Give the material once more, word for word, without any images.
====
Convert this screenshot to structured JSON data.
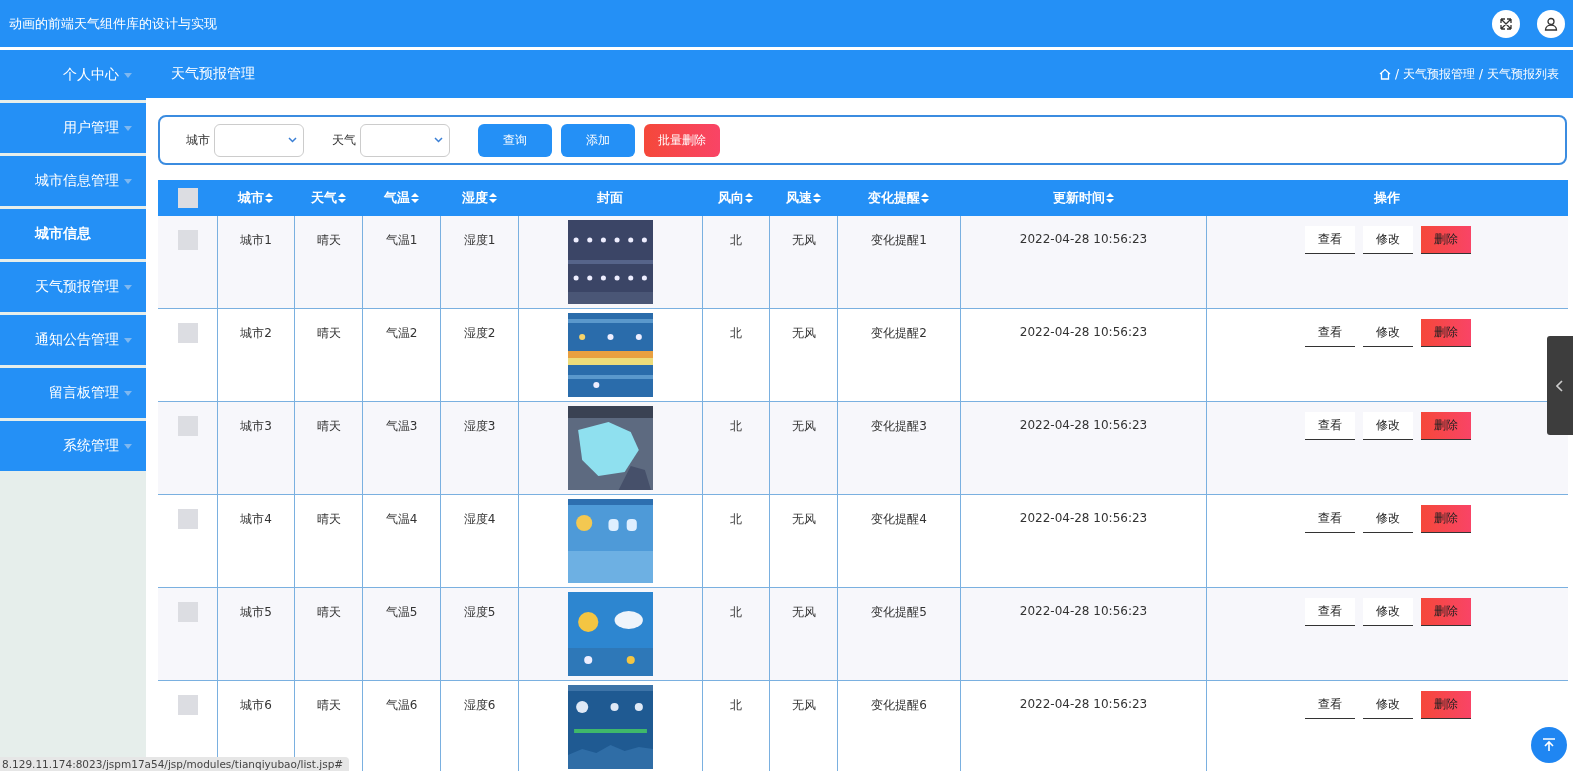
{
  "header": {
    "title": "动画的前端天气组件库的设计与实现"
  },
  "sidebar": {
    "items": [
      {
        "label": "个人中心",
        "kind": "menu"
      },
      {
        "label": "用户管理",
        "kind": "menu"
      },
      {
        "label": "城市信息管理",
        "kind": "menu"
      },
      {
        "label": "城市信息",
        "kind": "submenu"
      },
      {
        "label": "天气预报管理",
        "kind": "menu"
      },
      {
        "label": "通知公告管理",
        "kind": "menu"
      },
      {
        "label": "留言板管理",
        "kind": "menu"
      },
      {
        "label": "系统管理",
        "kind": "menu"
      }
    ]
  },
  "page": {
    "title": "天气预报管理",
    "breadcrumb": {
      "separator": "/",
      "items": [
        "天气预报管理",
        "天气预报列表"
      ]
    }
  },
  "search": {
    "fields": [
      {
        "label": "城市"
      },
      {
        "label": "天气"
      }
    ],
    "buttons": [
      {
        "label": "查询",
        "kind": "primary"
      },
      {
        "label": "添加",
        "kind": "primary"
      },
      {
        "label": "批量删除",
        "kind": "danger"
      }
    ]
  },
  "table": {
    "select_all": {
      "checked": false
    },
    "columns": [
      {
        "label": "城市",
        "sortable": true
      },
      {
        "label": "天气",
        "sortable": true
      },
      {
        "label": "气温",
        "sortable": true
      },
      {
        "label": "湿度",
        "sortable": true
      },
      {
        "label": "封面",
        "sortable": false
      },
      {
        "label": "风向",
        "sortable": true
      },
      {
        "label": "风速",
        "sortable": true
      },
      {
        "label": "变化提醒",
        "sortable": true
      },
      {
        "label": "更新时间",
        "sortable": true
      },
      {
        "label": "操作",
        "sortable": false
      }
    ],
    "rows": [
      {
        "checked": false,
        "city": "城市1",
        "weather": "晴天",
        "temp": "气温1",
        "humidity": "湿度1",
        "direction": "北",
        "speed": "无风",
        "alert": "变化提醒1",
        "updated": "2022-04-28 10:56:23",
        "actions": [
          {
            "label": "查看",
            "kind": "plain"
          },
          {
            "label": "修改",
            "kind": "plain"
          },
          {
            "label": "删除",
            "kind": "danger"
          }
        ]
      },
      {
        "checked": false,
        "city": "城市2",
        "weather": "晴天",
        "temp": "气温2",
        "humidity": "湿度2",
        "direction": "北",
        "speed": "无风",
        "alert": "变化提醒2",
        "updated": "2022-04-28 10:56:23",
        "actions": [
          {
            "label": "查看",
            "kind": "plain"
          },
          {
            "label": "修改",
            "kind": "plain"
          },
          {
            "label": "删除",
            "kind": "danger"
          }
        ]
      },
      {
        "checked": false,
        "city": "城市3",
        "weather": "晴天",
        "temp": "气温3",
        "humidity": "湿度3",
        "direction": "北",
        "speed": "无风",
        "alert": "变化提醒3",
        "updated": "2022-04-28 10:56:23",
        "actions": [
          {
            "label": "查看",
            "kind": "plain"
          },
          {
            "label": "修改",
            "kind": "plain"
          },
          {
            "label": "删除",
            "kind": "danger"
          }
        ]
      },
      {
        "checked": false,
        "city": "城市4",
        "weather": "晴天",
        "temp": "气温4",
        "humidity": "湿度4",
        "direction": "北",
        "speed": "无风",
        "alert": "变化提醒4",
        "updated": "2022-04-28 10:56:23",
        "actions": [
          {
            "label": "查看",
            "kind": "plain"
          },
          {
            "label": "修改",
            "kind": "plain"
          },
          {
            "label": "删除",
            "kind": "danger"
          }
        ]
      },
      {
        "checked": false,
        "city": "城市5",
        "weather": "晴天",
        "temp": "气温5",
        "humidity": "湿度5",
        "direction": "北",
        "speed": "无风",
        "alert": "变化提醒5",
        "updated": "2022-04-28 10:56:23",
        "actions": [
          {
            "label": "查看",
            "kind": "plain"
          },
          {
            "label": "修改",
            "kind": "plain"
          },
          {
            "label": "删除",
            "kind": "danger"
          }
        ]
      },
      {
        "checked": false,
        "city": "城市6",
        "weather": "晴天",
        "temp": "气温6",
        "humidity": "湿度6",
        "direction": "北",
        "speed": "无风",
        "alert": "变化提醒6",
        "updated": "2022-04-28 10:56:23",
        "actions": [
          {
            "label": "查看",
            "kind": "plain"
          },
          {
            "label": "修改",
            "kind": "plain"
          },
          {
            "label": "删除",
            "kind": "danger"
          }
        ]
      }
    ]
  },
  "status_bar": {
    "url": "8.129.11.174:8023/jspm17a54/jsp/modules/tianqiyubao/list.jsp#"
  }
}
====
• **Expected output**
Convert this screenshot to structured JSON data.
{
  "header": {
    "title": "动画的前端天气组件库的设计与实现"
  },
  "sidebar": {
    "items": [
      {
        "label": "个人中心",
        "kind": "menu"
      },
      {
        "label": "用户管理",
        "kind": "menu"
      },
      {
        "label": "城市信息管理",
        "kind": "menu"
      },
      {
        "label": "城市信息",
        "kind": "submenu"
      },
      {
        "label": "天气预报管理",
        "kind": "menu"
      },
      {
        "label": "通知公告管理",
        "kind": "menu"
      },
      {
        "label": "留言板管理",
        "kind": "menu"
      },
      {
        "label": "系统管理",
        "kind": "menu"
      }
    ]
  },
  "page": {
    "title": "天气预报管理",
    "breadcrumb": {
      "separator": "/",
      "items": [
        "天气预报管理",
        "天气预报列表"
      ]
    }
  },
  "search": {
    "fields": [
      {
        "label": "城市"
      },
      {
        "label": "天气"
      }
    ],
    "buttons": [
      {
        "label": "查询",
        "kind": "primary"
      },
      {
        "label": "添加",
        "kind": "primary"
      },
      {
        "label": "批量删除",
        "kind": "danger"
      }
    ]
  },
  "table": {
    "select_all": {
      "checked": false
    },
    "columns": [
      {
        "label": "城市",
        "sortable": true
      },
      {
        "label": "天气",
        "sortable": true
      },
      {
        "label": "气温",
        "sortable": true
      },
      {
        "label": "湿度",
        "sortable": true
      },
      {
        "label": "封面",
        "sortable": false
      },
      {
        "label": "风向",
        "sortable": true
      },
      {
        "label": "风速",
        "sortable": true
      },
      {
        "label": "变化提醒",
        "sortable": true
      },
      {
        "label": "更新时间",
        "sortable": true
      },
      {
        "label": "操作",
        "sortable": false
      }
    ],
    "rows": [
      {
        "checked": false,
        "city": "城市1",
        "weather": "晴天",
        "temp": "气温1",
        "humidity": "湿度1",
        "direction": "北",
        "speed": "无风",
        "alert": "变化提醒1",
        "updated": "2022-04-28 10:56:23",
        "actions": [
          {
            "label": "查看",
            "kind": "plain"
          },
          {
            "label": "修改",
            "kind": "plain"
          },
          {
            "label": "删除",
            "kind": "danger"
          }
        ]
      },
      {
        "checked": false,
        "city": "城市2",
        "weather": "晴天",
        "temp": "气温2",
        "humidity": "湿度2",
        "direction": "北",
        "speed": "无风",
        "alert": "变化提醒2",
        "updated": "2022-04-28 10:56:23",
        "actions": [
          {
            "label": "查看",
            "kind": "plain"
          },
          {
            "label": "修改",
            "kind": "plain"
          },
          {
            "label": "删除",
            "kind": "danger"
          }
        ]
      },
      {
        "checked": false,
        "city": "城市3",
        "weather": "晴天",
        "temp": "气温3",
        "humidity": "湿度3",
        "direction": "北",
        "speed": "无风",
        "alert": "变化提醒3",
        "updated": "2022-04-28 10:56:23",
        "actions": [
          {
            "label": "查看",
            "kind": "plain"
          },
          {
            "label": "修改",
            "kind": "plain"
          },
          {
            "label": "删除",
            "kind": "danger"
          }
        ]
      },
      {
        "checked": false,
        "city": "城市4",
        "weather": "晴天",
        "temp": "气温4",
        "humidity": "湿度4",
        "direction": "北",
        "speed": "无风",
        "alert": "变化提醒4",
        "updated": "2022-04-28 10:56:23",
        "actions": [
          {
            "label": "查看",
            "kind": "plain"
          },
          {
            "label": "修改",
            "kind": "plain"
          },
          {
            "label": "删除",
            "kind": "danger"
          }
        ]
      },
      {
        "checked": false,
        "city": "城市5",
        "weather": "晴天",
        "temp": "气温5",
        "humidity": "湿度5",
        "direction": "北",
        "speed": "无风",
        "alert": "变化提醒5",
        "updated": "2022-04-28 10:56:23",
        "actions": [
          {
            "label": "查看",
            "kind": "plain"
          },
          {
            "label": "修改",
            "kind": "plain"
          },
          {
            "label": "删除",
            "kind": "danger"
          }
        ]
      },
      {
        "checked": false,
        "city": "城市6",
        "weather": "晴天",
        "temp": "气温6",
        "humidity": "湿度6",
        "direction": "北",
        "speed": "无风",
        "alert": "变化提醒6",
        "updated": "2022-04-28 10:56:23",
        "actions": [
          {
            "label": "查看",
            "kind": "plain"
          },
          {
            "label": "修改",
            "kind": "plain"
          },
          {
            "label": "删除",
            "kind": "danger"
          }
        ]
      }
    ]
  },
  "status_bar": {
    "url": "8.129.11.174:8023/jspm17a54/jsp/modules/tianqiyubao/list.jsp#"
  }
}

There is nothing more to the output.